Write out the entries again exactly as they are given.

START Rows

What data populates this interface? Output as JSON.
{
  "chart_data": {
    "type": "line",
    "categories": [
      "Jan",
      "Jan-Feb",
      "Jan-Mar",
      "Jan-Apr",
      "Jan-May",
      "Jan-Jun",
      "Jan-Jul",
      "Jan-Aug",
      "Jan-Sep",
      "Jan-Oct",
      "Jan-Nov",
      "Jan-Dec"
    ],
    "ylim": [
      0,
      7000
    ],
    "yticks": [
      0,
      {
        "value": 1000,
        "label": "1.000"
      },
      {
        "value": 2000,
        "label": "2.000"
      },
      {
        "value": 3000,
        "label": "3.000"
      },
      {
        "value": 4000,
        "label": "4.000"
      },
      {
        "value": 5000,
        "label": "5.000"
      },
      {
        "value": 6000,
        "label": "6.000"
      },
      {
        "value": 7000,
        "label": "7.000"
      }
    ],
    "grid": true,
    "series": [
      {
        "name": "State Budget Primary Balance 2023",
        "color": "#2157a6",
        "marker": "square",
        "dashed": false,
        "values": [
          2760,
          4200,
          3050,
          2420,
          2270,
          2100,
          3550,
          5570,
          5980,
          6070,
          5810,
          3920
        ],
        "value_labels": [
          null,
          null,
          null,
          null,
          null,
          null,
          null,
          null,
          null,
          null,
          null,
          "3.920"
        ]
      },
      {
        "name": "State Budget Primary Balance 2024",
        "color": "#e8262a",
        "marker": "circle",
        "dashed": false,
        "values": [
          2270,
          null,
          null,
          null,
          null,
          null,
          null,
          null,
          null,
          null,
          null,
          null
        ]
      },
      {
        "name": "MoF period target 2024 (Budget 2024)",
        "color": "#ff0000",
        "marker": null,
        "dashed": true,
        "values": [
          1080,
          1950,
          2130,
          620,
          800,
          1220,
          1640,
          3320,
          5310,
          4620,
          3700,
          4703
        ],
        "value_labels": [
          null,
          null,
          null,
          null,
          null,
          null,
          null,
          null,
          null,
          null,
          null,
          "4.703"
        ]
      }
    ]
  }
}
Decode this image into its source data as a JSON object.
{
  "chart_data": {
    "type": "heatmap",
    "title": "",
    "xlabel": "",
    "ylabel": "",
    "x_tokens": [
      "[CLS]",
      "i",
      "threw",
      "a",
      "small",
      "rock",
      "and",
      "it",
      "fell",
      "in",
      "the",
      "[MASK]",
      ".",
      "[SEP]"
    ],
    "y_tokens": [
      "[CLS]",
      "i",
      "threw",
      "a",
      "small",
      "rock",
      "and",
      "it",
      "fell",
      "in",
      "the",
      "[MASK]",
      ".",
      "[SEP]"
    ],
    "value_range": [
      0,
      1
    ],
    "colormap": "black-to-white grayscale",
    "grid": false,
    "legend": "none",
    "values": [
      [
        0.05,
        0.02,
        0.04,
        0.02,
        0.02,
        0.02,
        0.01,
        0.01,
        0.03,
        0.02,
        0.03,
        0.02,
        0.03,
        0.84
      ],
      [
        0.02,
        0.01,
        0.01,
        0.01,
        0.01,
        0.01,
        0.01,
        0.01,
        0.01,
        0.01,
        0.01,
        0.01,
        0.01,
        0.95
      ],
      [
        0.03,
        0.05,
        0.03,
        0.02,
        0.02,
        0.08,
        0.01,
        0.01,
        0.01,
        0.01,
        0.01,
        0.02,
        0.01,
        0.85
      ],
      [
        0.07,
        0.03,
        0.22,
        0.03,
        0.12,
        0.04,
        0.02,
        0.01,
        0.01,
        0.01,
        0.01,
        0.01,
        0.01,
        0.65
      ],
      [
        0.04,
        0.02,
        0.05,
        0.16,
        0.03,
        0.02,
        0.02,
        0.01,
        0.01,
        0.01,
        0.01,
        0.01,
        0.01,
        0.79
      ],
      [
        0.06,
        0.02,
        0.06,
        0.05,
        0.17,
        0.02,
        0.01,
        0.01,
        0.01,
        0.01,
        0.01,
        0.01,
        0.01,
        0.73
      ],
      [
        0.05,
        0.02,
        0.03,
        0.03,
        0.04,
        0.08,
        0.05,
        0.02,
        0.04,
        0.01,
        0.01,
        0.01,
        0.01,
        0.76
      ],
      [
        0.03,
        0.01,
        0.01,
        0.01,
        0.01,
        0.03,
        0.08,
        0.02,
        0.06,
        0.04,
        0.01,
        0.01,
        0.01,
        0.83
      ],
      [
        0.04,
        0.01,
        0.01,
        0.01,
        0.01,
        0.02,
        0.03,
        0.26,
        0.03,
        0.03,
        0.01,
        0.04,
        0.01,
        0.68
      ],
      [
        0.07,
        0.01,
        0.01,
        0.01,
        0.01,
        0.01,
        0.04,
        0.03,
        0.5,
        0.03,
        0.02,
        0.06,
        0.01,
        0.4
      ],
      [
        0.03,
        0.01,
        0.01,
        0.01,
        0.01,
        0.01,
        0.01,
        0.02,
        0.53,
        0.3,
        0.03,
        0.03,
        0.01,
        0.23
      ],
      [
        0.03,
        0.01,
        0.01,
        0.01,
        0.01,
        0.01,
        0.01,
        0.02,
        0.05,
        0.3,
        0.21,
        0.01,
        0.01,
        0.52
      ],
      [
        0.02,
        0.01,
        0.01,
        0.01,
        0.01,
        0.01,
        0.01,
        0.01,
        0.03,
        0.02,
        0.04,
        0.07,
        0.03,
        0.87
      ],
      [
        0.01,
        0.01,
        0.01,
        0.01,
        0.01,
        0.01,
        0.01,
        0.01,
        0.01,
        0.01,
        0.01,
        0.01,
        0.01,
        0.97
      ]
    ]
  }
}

END Rows

• Full answer:
What data populates this interface? Output as JSON.
{
  "chart_data": {
    "type": "line",
    "categories": [
      "Jan",
      "Jan-Feb",
      "Jan-Mar",
      "Jan-Apr",
      "Jan-May",
      "Jan-Jun",
      "Jan-Jul",
      "Jan-Aug",
      "Jan-Sep",
      "Jan-Oct",
      "Jan-Nov",
      "Jan-Dec"
    ],
    "ylim": [
      0,
      7000
    ],
    "yticks": [
      0,
      {
        "value": 1000,
        "label": "1.000"
      },
      {
        "value": 2000,
        "label": "2.000"
      },
      {
        "value": 3000,
        "label": "3.000"
      },
      {
        "value": 4000,
        "label": "4.000"
      },
      {
        "value": 5000,
        "label": "5.000"
      },
      {
        "value": 6000,
        "label": "6.000"
      },
      {
        "value": 7000,
        "label": "7.000"
      }
    ],
    "grid": true,
    "series": [
      {
        "name": "State Budget Primary Balance 2023",
        "color": "#2157a6",
        "marker": "square",
        "dashed": false,
        "values": [
          2760,
          4200,
          3050,
          2420,
          2270,
          2100,
          3550,
          5570,
          5980,
          6070,
          5810,
          3920
        ],
        "value_labels": [
          null,
          null,
          null,
          null,
          null,
          null,
          null,
          null,
          null,
          null,
          null,
          "3.920"
        ]
      },
      {
        "name": "State Budget Primary Balance 2024",
        "color": "#e8262a",
        "marker": "circle",
        "dashed": false,
        "values": [
          2270,
          null,
          null,
          null,
          null,
          null,
          null,
          null,
          null,
          null,
          null,
          null
        ]
      },
      {
        "name": "MoF period target 2024 (Budget 2024)",
        "color": "#ff0000",
        "marker": null,
        "dashed": true,
        "values": [
          1080,
          1950,
          2130,
          620,
          800,
          1220,
          1640,
          3320,
          5310,
          4620,
          3700,
          4703
        ],
        "value_labels": [
          null,
          null,
          null,
          null,
          null,
          null,
          null,
          null,
          null,
          null,
          null,
          "4.703"
        ]
      }
    ]
  }
}
Decode this image into its source data as a JSON object.
{
  "chart_data": {
    "type": "heatmap",
    "title": "",
    "xlabel": "",
    "ylabel": "",
    "x_tokens": [
      "[CLS]",
      "i",
      "threw",
      "a",
      "small",
      "rock",
      "and",
      "it",
      "fell",
      "in",
      "the",
      "[MASK]",
      ".",
      "[SEP]"
    ],
    "y_tokens": [
      "[CLS]",
      "i",
      "threw",
      "a",
      "small",
      "rock",
      "and",
      "it",
      "fell",
      "in",
      "the",
      "[MASK]",
      ".",
      "[SEP]"
    ],
    "value_range": [
      0,
      1
    ],
    "colormap": "black-to-white grayscale",
    "grid": false,
    "legend": "none",
    "values": [
      [
        0.05,
        0.02,
        0.04,
        0.02,
        0.02,
        0.02,
        0.01,
        0.01,
        0.03,
        0.02,
        0.03,
        0.02,
        0.03,
        0.84
      ],
      [
        0.02,
        0.01,
        0.01,
        0.01,
        0.01,
        0.01,
        0.01,
        0.01,
        0.01,
        0.01,
        0.01,
        0.01,
        0.01,
        0.95
      ],
      [
        0.03,
        0.05,
        0.03,
        0.02,
        0.02,
        0.08,
        0.01,
        0.01,
        0.01,
        0.01,
        0.01,
        0.02,
        0.01,
        0.85
      ],
      [
        0.07,
        0.03,
        0.22,
        0.03,
        0.12,
        0.04,
        0.02,
        0.01,
        0.01,
        0.01,
        0.01,
        0.01,
        0.01,
        0.65
      ],
      [
        0.04,
        0.02,
        0.05,
        0.16,
        0.03,
        0.02,
        0.02,
        0.01,
        0.01,
        0.01,
        0.01,
        0.01,
        0.01,
        0.79
      ],
      [
        0.06,
        0.02,
        0.06,
        0.05,
        0.17,
        0.02,
        0.01,
        0.01,
        0.01,
        0.01,
        0.01,
        0.01,
        0.01,
        0.73
      ],
      [
        0.05,
        0.02,
        0.03,
        0.03,
        0.04,
        0.08,
        0.05,
        0.02,
        0.04,
        0.01,
        0.01,
        0.01,
        0.01,
        0.76
      ],
      [
        0.03,
        0.01,
        0.01,
        0.01,
        0.01,
        0.03,
        0.08,
        0.02,
        0.06,
        0.04,
        0.01,
        0.01,
        0.01,
        0.83
      ],
      [
        0.04,
        0.01,
        0.01,
        0.01,
        0.01,
        0.02,
        0.03,
        0.26,
        0.03,
        0.03,
        0.01,
        0.04,
        0.01,
        0.68
      ],
      [
        0.07,
        0.01,
        0.01,
        0.01,
        0.01,
        0.01,
        0.04,
        0.03,
        0.5,
        0.03,
        0.02,
        0.06,
        0.01,
        0.4
      ],
      [
        0.03,
        0.01,
        0.01,
        0.01,
        0.01,
        0.01,
        0.01,
        0.02,
        0.53,
        0.3,
        0.03,
        0.03,
        0.01,
        0.23
      ],
      [
        0.03,
        0.01,
        0.01,
        0.01,
        0.01,
        0.01,
        0.01,
        0.02,
        0.05,
        0.3,
        0.21,
        0.01,
        0.01,
        0.52
      ],
      [
        0.02,
        0.01,
        0.01,
        0.01,
        0.01,
        0.01,
        0.01,
        0.01,
        0.03,
        0.02,
        0.04,
        0.07,
        0.03,
        0.87
      ],
      [
        0.01,
        0.01,
        0.01,
        0.01,
        0.01,
        0.01,
        0.01,
        0.01,
        0.01,
        0.01,
        0.01,
        0.01,
        0.01,
        0.97
      ]
    ]
  }
}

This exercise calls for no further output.